## START
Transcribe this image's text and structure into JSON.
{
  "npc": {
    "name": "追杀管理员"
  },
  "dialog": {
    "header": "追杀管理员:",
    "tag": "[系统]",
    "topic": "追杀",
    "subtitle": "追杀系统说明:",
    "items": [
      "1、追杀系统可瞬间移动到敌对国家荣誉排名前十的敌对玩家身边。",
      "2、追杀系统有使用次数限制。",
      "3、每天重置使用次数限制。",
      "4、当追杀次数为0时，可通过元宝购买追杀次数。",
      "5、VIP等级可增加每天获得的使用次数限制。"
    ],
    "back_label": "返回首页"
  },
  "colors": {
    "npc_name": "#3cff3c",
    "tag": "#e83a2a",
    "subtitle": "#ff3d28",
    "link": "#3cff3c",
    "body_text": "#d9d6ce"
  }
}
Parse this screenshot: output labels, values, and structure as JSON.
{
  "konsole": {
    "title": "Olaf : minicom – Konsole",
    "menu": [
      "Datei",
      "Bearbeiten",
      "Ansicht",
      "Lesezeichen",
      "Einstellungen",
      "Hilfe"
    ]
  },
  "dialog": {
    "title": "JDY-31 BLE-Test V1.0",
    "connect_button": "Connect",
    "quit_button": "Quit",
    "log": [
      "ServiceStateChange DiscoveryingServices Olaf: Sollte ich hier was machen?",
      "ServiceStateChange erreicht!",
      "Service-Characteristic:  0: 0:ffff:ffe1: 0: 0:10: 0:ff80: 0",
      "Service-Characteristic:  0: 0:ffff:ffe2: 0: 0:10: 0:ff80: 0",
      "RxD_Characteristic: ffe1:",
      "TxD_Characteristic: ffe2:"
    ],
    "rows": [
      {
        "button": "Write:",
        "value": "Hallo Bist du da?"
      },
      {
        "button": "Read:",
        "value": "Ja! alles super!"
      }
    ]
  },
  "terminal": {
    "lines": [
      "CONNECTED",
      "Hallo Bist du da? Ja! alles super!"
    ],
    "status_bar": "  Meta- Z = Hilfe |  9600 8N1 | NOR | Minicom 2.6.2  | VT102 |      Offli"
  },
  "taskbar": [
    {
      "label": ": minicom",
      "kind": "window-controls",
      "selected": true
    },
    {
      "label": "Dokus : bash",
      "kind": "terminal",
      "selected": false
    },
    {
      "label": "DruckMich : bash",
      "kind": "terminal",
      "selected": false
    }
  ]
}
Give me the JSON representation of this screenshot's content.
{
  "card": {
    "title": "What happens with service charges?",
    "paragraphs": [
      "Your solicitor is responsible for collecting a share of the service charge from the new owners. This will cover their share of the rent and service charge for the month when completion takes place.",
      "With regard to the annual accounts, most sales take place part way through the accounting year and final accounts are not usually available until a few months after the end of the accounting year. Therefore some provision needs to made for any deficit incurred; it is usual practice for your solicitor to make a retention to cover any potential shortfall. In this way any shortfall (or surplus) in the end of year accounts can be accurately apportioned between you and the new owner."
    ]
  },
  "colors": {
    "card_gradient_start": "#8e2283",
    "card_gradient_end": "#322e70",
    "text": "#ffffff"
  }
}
## END
* _Exercise prompt_
Repeat the listing in full, keeping every line exactly as it is.

* _Result of this exercise_
Transcribe this image's text and structure into JSON.
{
  "npc": {
    "name": "追杀管理员"
  },
  "dialog": {
    "header": "追杀管理员:",
    "tag": "[系统]",
    "topic": "追杀",
    "subtitle": "追杀系统说明:",
    "items": [
      "1、追杀系统可瞬间移动到敌对国家荣誉排名前十的敌对玩家身边。",
      "2、追杀系统有使用次数限制。",
      "3、每天重置使用次数限制。",
      "4、当追杀次数为0时，可通过元宝购买追杀次数。",
      "5、VIP等级可增加每天获得的使用次数限制。"
    ],
    "back_label": "返回首页"
  },
  "colors": {
    "npc_name": "#3cff3c",
    "tag": "#e83a2a",
    "subtitle": "#ff3d28",
    "link": "#3cff3c",
    "body_text": "#d9d6ce"
  }
}
Parse this screenshot: output labels, values, and structure as JSON.
{
  "konsole": {
    "title": "Olaf : minicom – Konsole",
    "menu": [
      "Datei",
      "Bearbeiten",
      "Ansicht",
      "Lesezeichen",
      "Einstellungen",
      "Hilfe"
    ]
  },
  "dialog": {
    "title": "JDY-31 BLE-Test V1.0",
    "connect_button": "Connect",
    "quit_button": "Quit",
    "log": [
      "ServiceStateChange DiscoveryingServices Olaf: Sollte ich hier was machen?",
      "ServiceStateChange erreicht!",
      "Service-Characteristic:  0: 0:ffff:ffe1: 0: 0:10: 0:ff80: 0",
      "Service-Characteristic:  0: 0:ffff:ffe2: 0: 0:10: 0:ff80: 0",
      "RxD_Characteristic: ffe1:",
      "TxD_Characteristic: ffe2:"
    ],
    "rows": [
      {
        "button": "Write:",
        "value": "Hallo Bist du da?"
      },
      {
        "button": "Read:",
        "value": "Ja! alles super!"
      }
    ]
  },
  "terminal": {
    "lines": [
      "CONNECTED",
      "Hallo Bist du da? Ja! alles super!"
    ],
    "status_bar": "  Meta- Z = Hilfe |  9600 8N1 | NOR | Minicom 2.6.2  | VT102 |      Offli"
  },
  "taskbar": [
    {
      "label": ": minicom",
      "kind": "window-controls",
      "selected": true
    },
    {
      "label": "Dokus : bash",
      "kind": "terminal",
      "selected": false
    },
    {
      "label": "DruckMich : bash",
      "kind": "terminal",
      "selected": false
    }
  ]
}
Give me the JSON representation of this screenshot's content.
{
  "card": {
    "title": "What happens with service charges?",
    "paragraphs": [
      "Your solicitor is responsible for collecting a share of the service charge from the new owners. This will cover their share of the rent and service charge for the month when completion takes place.",
      "With regard to the annual accounts, most sales take place part way through the accounting year and final accounts are not usually available until a few months after the end of the accounting year. Therefore some provision needs to made for any deficit incurred; it is usual practice for your solicitor to make a retention to cover any potential shortfall. In this way any shortfall (or surplus) in the end of year accounts can be accurately apportioned between you and the new owner."
    ]
  },
  "colors": {
    "card_gradient_start": "#8e2283",
    "card_gradient_end": "#322e70",
    "text": "#ffffff"
  }
}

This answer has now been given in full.